» **Short task**
Show each line that has the string "would" in it.

··· Exercise input

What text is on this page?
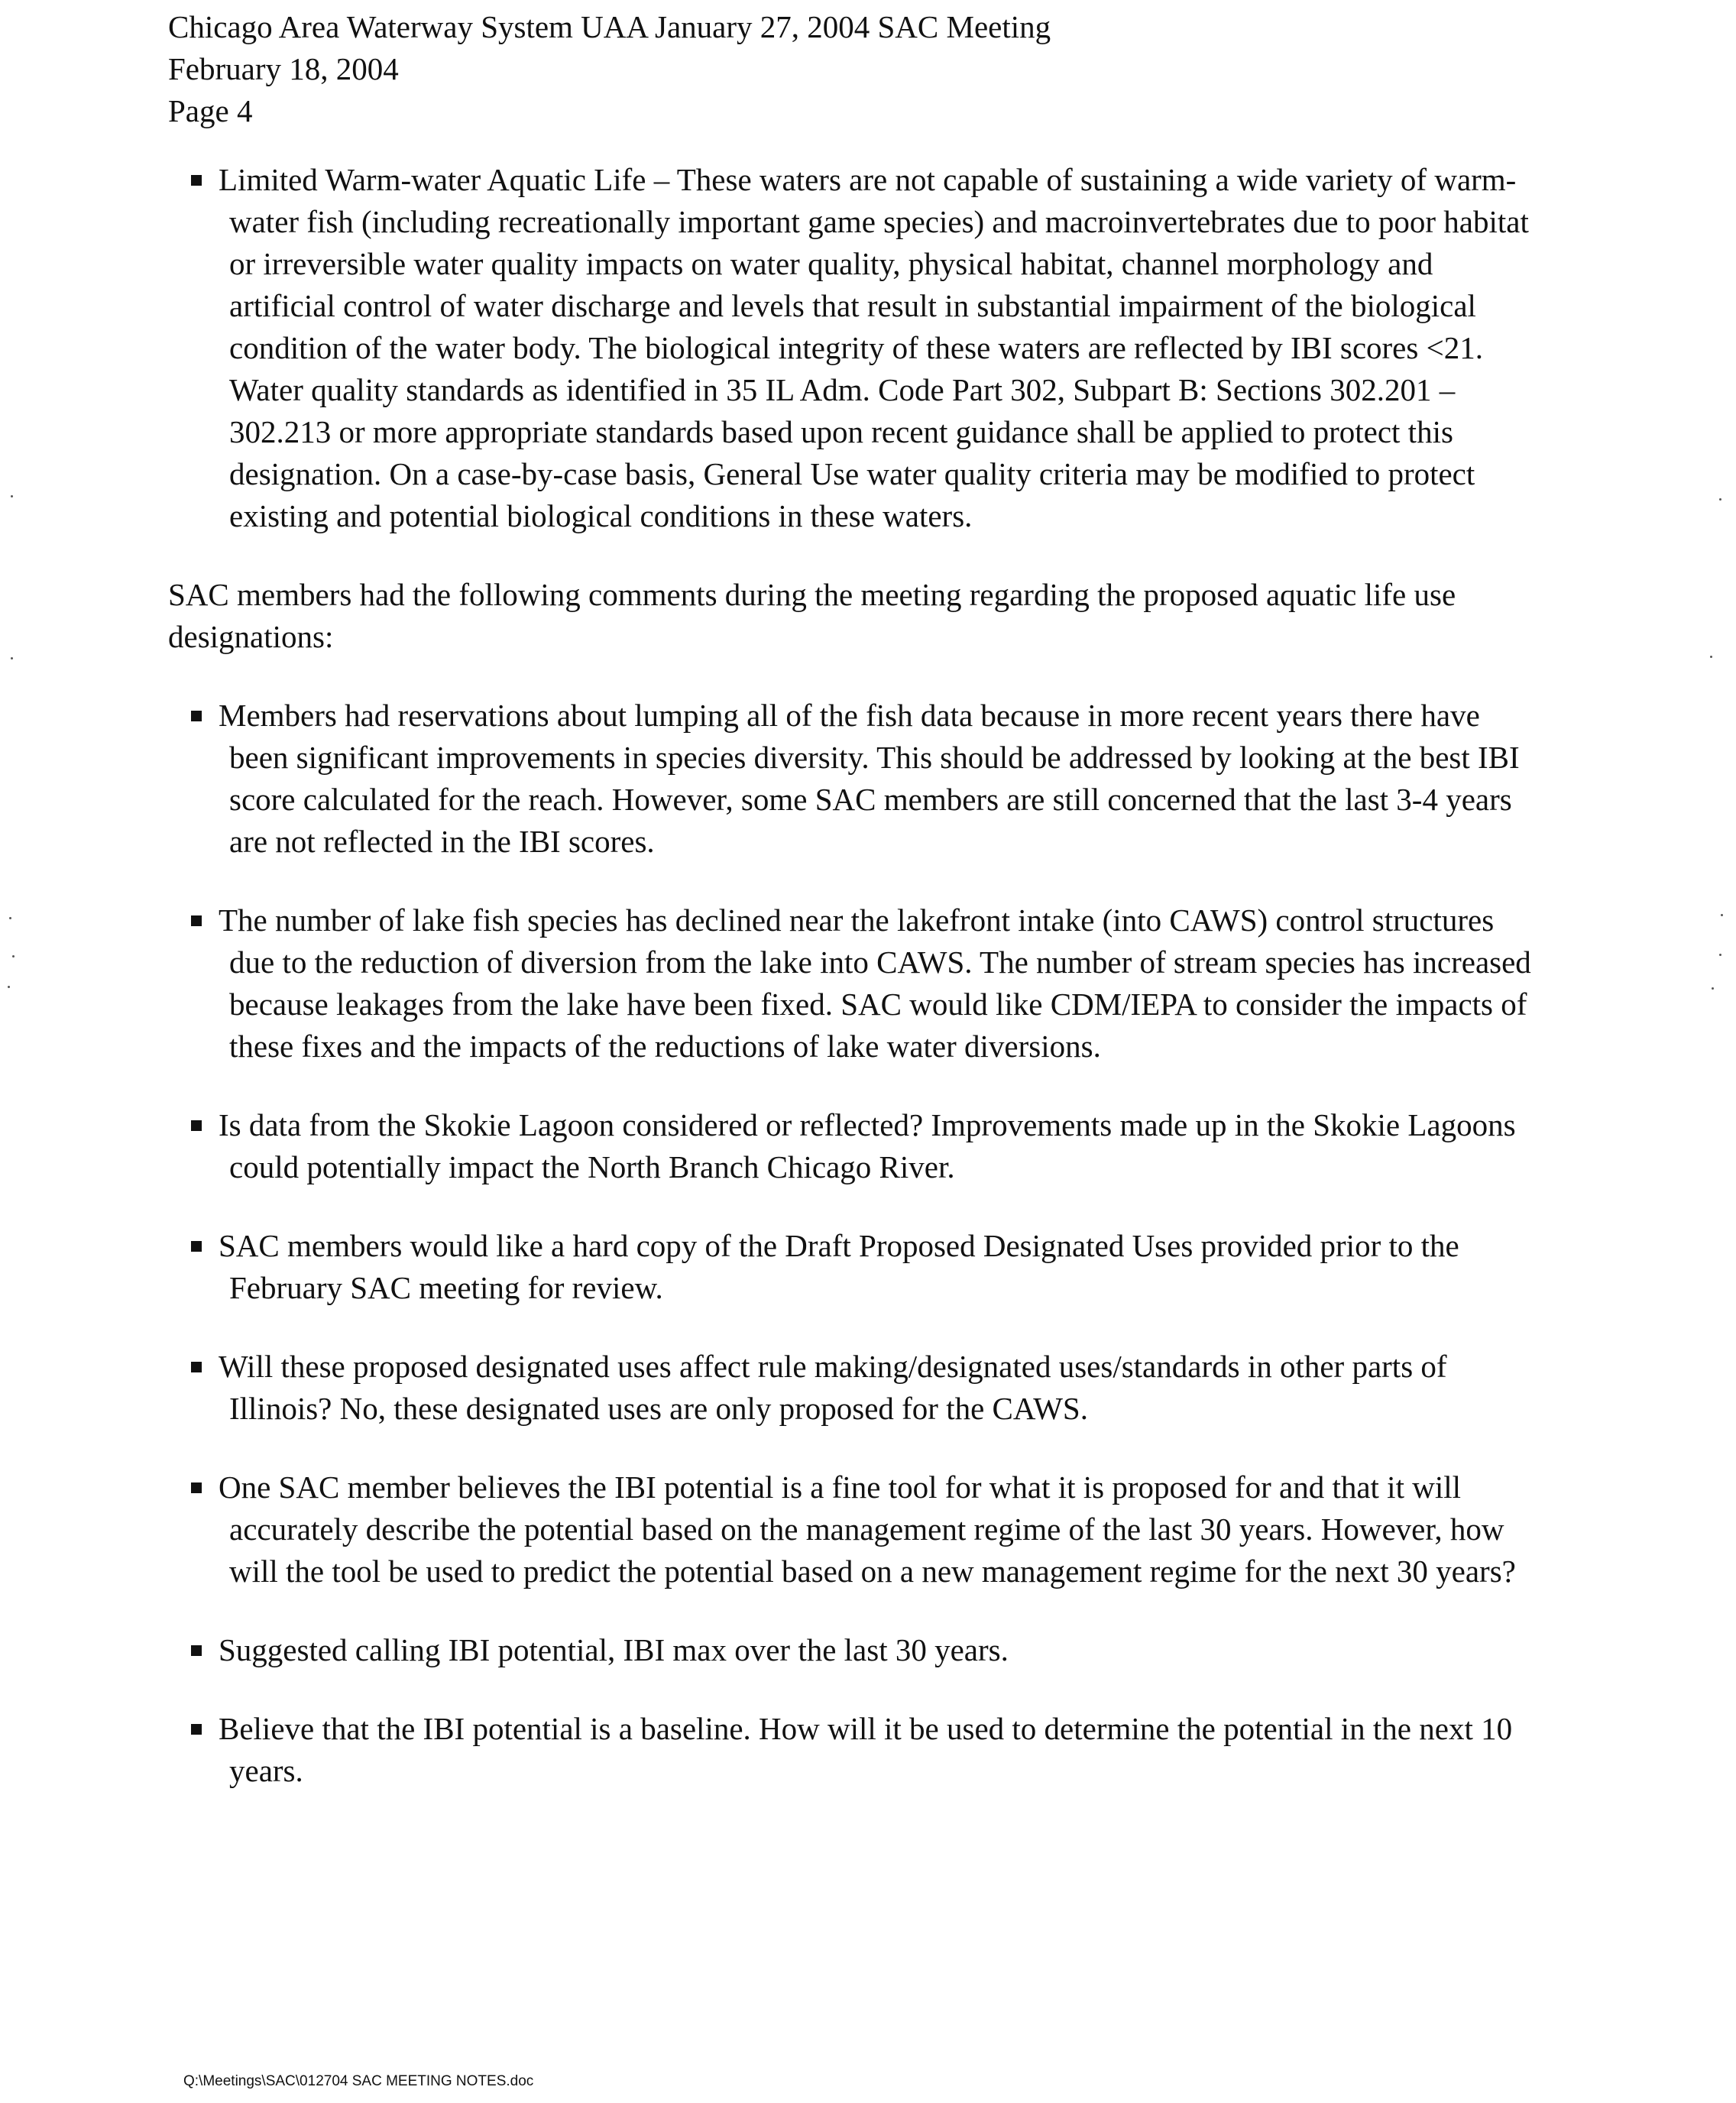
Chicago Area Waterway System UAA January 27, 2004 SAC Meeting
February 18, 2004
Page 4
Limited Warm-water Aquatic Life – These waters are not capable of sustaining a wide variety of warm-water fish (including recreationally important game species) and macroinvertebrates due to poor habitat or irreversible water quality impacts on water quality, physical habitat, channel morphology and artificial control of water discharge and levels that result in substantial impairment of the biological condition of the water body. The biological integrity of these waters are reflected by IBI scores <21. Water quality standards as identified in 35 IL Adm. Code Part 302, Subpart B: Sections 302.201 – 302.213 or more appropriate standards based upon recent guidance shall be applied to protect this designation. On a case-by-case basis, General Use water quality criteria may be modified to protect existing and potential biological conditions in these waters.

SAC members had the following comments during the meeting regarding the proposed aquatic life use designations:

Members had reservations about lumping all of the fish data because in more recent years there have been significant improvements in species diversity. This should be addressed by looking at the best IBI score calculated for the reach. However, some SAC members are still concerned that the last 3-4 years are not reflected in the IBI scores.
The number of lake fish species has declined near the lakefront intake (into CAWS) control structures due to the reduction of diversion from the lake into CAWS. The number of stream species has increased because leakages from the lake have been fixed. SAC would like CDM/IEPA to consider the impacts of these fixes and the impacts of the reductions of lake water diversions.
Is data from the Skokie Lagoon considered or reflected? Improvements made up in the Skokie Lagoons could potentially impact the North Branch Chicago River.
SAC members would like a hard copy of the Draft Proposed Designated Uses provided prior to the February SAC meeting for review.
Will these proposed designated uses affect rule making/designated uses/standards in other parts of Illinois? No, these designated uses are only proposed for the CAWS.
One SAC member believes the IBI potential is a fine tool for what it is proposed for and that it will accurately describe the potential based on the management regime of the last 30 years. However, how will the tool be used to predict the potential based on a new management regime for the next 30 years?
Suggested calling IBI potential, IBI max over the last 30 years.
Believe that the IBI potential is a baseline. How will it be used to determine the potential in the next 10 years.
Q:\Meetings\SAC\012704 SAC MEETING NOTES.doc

······

» **Expected answer**
The number of lake fish species has declined near the lakefront intake (into CAWS) control structures due to the reduction of diversion from the lake into CAWS. The number of stream species has increased because leakages from the lake have been fixed. SAC would like CDM/IEPA to consider the impacts of these fixes and the impacts of the reductions of lake water diversions.
SAC members would like a hard copy of the Draft Proposed Designated Uses provided prior to the February SAC meeting for review.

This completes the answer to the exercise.